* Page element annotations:
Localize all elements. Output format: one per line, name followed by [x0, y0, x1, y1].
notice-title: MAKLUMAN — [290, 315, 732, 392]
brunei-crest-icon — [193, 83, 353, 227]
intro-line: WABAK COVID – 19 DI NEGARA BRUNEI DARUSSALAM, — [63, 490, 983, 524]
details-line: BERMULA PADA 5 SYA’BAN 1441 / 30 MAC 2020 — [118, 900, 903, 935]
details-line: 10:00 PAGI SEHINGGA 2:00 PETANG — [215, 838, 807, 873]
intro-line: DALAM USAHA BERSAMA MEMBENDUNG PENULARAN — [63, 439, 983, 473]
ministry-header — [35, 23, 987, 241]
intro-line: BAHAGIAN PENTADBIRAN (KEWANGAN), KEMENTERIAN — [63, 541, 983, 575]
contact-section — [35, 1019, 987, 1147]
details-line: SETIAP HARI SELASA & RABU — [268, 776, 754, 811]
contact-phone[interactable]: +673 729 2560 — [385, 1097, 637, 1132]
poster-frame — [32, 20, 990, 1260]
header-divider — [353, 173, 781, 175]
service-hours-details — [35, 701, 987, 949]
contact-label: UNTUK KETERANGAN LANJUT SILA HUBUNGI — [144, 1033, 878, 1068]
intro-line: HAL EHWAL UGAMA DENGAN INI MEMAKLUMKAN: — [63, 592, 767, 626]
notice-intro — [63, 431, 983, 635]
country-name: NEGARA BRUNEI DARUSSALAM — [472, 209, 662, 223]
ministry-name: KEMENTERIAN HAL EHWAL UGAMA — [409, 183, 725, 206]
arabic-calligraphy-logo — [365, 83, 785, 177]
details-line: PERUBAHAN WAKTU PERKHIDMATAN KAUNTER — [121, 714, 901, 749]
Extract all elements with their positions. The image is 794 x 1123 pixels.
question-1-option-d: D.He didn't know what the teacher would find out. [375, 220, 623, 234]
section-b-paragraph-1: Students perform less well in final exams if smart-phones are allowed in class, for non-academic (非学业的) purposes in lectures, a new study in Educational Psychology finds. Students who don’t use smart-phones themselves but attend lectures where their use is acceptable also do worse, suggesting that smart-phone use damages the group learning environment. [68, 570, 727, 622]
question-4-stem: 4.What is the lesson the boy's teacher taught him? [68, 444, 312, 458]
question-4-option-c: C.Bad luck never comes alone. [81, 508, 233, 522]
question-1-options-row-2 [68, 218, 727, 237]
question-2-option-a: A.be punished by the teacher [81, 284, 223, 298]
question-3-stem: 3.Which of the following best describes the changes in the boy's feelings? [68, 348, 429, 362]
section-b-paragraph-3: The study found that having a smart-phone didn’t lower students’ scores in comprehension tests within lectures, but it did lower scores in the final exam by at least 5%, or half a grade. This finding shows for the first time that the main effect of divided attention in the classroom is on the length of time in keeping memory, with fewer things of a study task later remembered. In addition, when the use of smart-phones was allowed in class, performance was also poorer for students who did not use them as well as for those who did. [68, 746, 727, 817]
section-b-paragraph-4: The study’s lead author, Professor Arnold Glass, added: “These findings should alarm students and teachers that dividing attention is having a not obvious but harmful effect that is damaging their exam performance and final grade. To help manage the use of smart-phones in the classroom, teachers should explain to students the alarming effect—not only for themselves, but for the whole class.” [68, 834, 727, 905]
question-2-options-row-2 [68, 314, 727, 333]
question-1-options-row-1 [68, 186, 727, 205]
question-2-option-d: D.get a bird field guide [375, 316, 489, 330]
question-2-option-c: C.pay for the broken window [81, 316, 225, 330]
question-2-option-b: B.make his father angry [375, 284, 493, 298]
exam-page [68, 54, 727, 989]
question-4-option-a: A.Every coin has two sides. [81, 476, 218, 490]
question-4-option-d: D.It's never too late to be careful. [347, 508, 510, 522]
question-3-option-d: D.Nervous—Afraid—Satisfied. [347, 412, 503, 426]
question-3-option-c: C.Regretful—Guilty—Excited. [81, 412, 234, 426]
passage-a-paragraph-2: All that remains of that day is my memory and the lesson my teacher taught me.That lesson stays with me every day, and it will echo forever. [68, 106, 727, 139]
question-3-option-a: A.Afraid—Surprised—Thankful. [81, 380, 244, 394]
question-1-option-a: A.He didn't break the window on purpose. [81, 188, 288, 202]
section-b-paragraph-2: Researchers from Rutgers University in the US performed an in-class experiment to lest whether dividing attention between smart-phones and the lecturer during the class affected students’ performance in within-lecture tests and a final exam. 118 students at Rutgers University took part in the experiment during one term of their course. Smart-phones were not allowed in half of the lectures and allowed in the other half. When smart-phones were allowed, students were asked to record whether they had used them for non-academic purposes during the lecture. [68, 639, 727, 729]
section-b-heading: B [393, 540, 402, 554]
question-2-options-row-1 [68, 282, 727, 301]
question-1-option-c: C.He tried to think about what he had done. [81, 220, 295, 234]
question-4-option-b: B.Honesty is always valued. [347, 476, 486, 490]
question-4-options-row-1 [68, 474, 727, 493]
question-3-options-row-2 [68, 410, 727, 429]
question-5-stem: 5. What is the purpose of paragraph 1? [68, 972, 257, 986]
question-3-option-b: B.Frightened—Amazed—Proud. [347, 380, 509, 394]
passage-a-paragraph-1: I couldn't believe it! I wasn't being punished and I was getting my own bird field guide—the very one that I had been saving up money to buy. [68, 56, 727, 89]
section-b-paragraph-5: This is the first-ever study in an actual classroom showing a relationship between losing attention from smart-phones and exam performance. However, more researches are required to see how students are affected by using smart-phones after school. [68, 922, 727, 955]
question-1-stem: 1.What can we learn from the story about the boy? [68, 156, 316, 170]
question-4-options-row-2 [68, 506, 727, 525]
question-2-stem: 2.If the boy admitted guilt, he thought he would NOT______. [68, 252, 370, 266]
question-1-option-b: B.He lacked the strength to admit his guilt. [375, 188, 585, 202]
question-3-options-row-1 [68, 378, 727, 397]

* What the task asks: Copy every line of the rows above without changing anything.

* Task result:
Localize all elements. Output format: one per line, name followed by [x0, y0, x1, y1].
notice-title: MAKLUMAN — [290, 315, 732, 392]
brunei-crest-icon — [193, 83, 353, 227]
intro-line: WABAK COVID – 19 DI NEGARA BRUNEI DARUSSALAM, — [63, 490, 983, 524]
details-line: BERMULA PADA 5 SYA’BAN 1441 / 30 MAC 2020 — [118, 900, 903, 935]
details-line: 10:00 PAGI SEHINGGA 2:00 PETANG — [215, 838, 807, 873]
intro-line: DALAM USAHA BERSAMA MEMBENDUNG PENULARAN — [63, 439, 983, 473]
ministry-header — [35, 23, 987, 241]
intro-line: BAHAGIAN PENTADBIRAN (KEWANGAN), KEMENTERIAN — [63, 541, 983, 575]
contact-section — [35, 1019, 987, 1147]
details-line: SETIAP HARI SELASA & RABU — [268, 776, 754, 811]
contact-phone[interactable]: +673 729 2560 — [385, 1097, 637, 1132]
poster-frame — [32, 20, 990, 1260]
header-divider — [353, 173, 781, 175]
service-hours-details — [35, 701, 987, 949]
contact-label: UNTUK KETERANGAN LANJUT SILA HUBUNGI — [144, 1033, 878, 1068]
intro-line: HAL EHWAL UGAMA DENGAN INI MEMAKLUMKAN: — [63, 592, 767, 626]
notice-intro — [63, 431, 983, 635]
country-name: NEGARA BRUNEI DARUSSALAM — [472, 209, 662, 223]
ministry-name: KEMENTERIAN HAL EHWAL UGAMA — [409, 183, 725, 206]
arabic-calligraphy-logo — [365, 83, 785, 177]
details-line: PERUBAHAN WAKTU PERKHIDMATAN KAUNTER — [121, 714, 901, 749]
Extract all elements with their positions. The image is 794 x 1123 pixels.
question-1-option-d: D.He didn't know what the teacher would find out. [375, 220, 623, 234]
section-b-paragraph-1: Students perform less well in final exams if smart-phones are allowed in class, for non-academic (非学业的) purposes in lectures, a new study in Educational Psychology finds. Students who don’t use smart-phones themselves but attend lectures where their use is acceptable also do worse, suggesting that smart-phone use damages the group learning environment. [68, 570, 727, 622]
question-4-stem: 4.What is the lesson the boy's teacher taught him? [68, 444, 312, 458]
question-4-option-c: C.Bad luck never comes alone. [81, 508, 233, 522]
question-1-options-row-2 [68, 218, 727, 237]
question-2-option-a: A.be punished by the teacher [81, 284, 223, 298]
question-3-stem: 3.Which of the following best describes the changes in the boy's feelings? [68, 348, 429, 362]
section-b-paragraph-3: The study found that having a smart-phone didn’t lower students’ scores in comprehension tests within lectures, but it did lower scores in the final exam by at least 5%, or half a grade. This finding shows for the first time that the main effect of divided attention in the classroom is on the length of time in keeping memory, with fewer things of a study task later remembered. In addition, when the use of smart-phones was allowed in class, performance was also poorer for students who did not use them as well as for those who did. [68, 746, 727, 817]
section-b-paragraph-4: The study’s lead author, Professor Arnold Glass, added: “These findings should alarm students and teachers that dividing attention is having a not obvious but harmful effect that is damaging their exam performance and final grade. To help manage the use of smart-phones in the classroom, teachers should explain to students the alarming effect—not only for themselves, but for the whole class.” [68, 834, 727, 905]
question-2-options-row-2 [68, 314, 727, 333]
question-1-options-row-1 [68, 186, 727, 205]
question-2-option-d: D.get a bird field guide [375, 316, 489, 330]
question-2-option-c: C.pay for the broken window [81, 316, 225, 330]
question-2-option-b: B.make his father angry [375, 284, 493, 298]
exam-page [68, 54, 727, 989]
question-4-option-a: A.Every coin has two sides. [81, 476, 218, 490]
question-4-option-d: D.It's never too late to be careful. [347, 508, 510, 522]
question-3-option-d: D.Nervous—Afraid—Satisfied. [347, 412, 503, 426]
question-3-option-c: C.Regretful—Guilty—Excited. [81, 412, 234, 426]
passage-a-paragraph-2: All that remains of that day is my memory and the lesson my teacher taught me.That lesson stays with me every day, and it will echo forever. [68, 106, 727, 139]
question-3-option-a: A.Afraid—Surprised—Thankful. [81, 380, 244, 394]
question-1-option-a: A.He didn't break the window on purpose. [81, 188, 288, 202]
section-b-paragraph-2: Researchers from Rutgers University in the US performed an in-class experiment to lest whether dividing attention between smart-phones and the lecturer during the class affected students’ performance in within-lecture tests and a final exam. 118 students at Rutgers University took part in the experiment during one term of their course. Smart-phones were not allowed in half of the lectures and allowed in the other half. When smart-phones were allowed, students were asked to record whether they had used them for non-academic purposes during the lecture. [68, 639, 727, 729]
section-b-heading: B [393, 540, 402, 554]
question-2-options-row-1 [68, 282, 727, 301]
question-1-option-c: C.He tried to think about what he had done. [81, 220, 295, 234]
question-4-option-b: B.Honesty is always valued. [347, 476, 486, 490]
question-4-options-row-1 [68, 474, 727, 493]
question-3-options-row-2 [68, 410, 727, 429]
question-5-stem: 5. What is the purpose of paragraph 1? [68, 972, 257, 986]
question-3-option-b: B.Frightened—Amazed—Proud. [347, 380, 509, 394]
passage-a-paragraph-1: I couldn't believe it! I wasn't being punished and I was getting my own bird field guide—the very one that I had been saving up money to buy. [68, 56, 727, 89]
section-b-paragraph-5: This is the first-ever study in an actual classroom showing a relationship between losing attention from smart-phones and exam performance. However, more researches are required to see how students are affected by using smart-phones after school. [68, 922, 727, 955]
question-1-stem: 1.What can we learn from the story about the boy? [68, 156, 316, 170]
question-4-options-row-2 [68, 506, 727, 525]
question-2-stem: 2.If the boy admitted guilt, he thought he would NOT______. [68, 252, 370, 266]
question-1-option-b: B.He lacked the strength to admit his guilt. [375, 188, 585, 202]
question-3-options-row-1 [68, 378, 727, 397]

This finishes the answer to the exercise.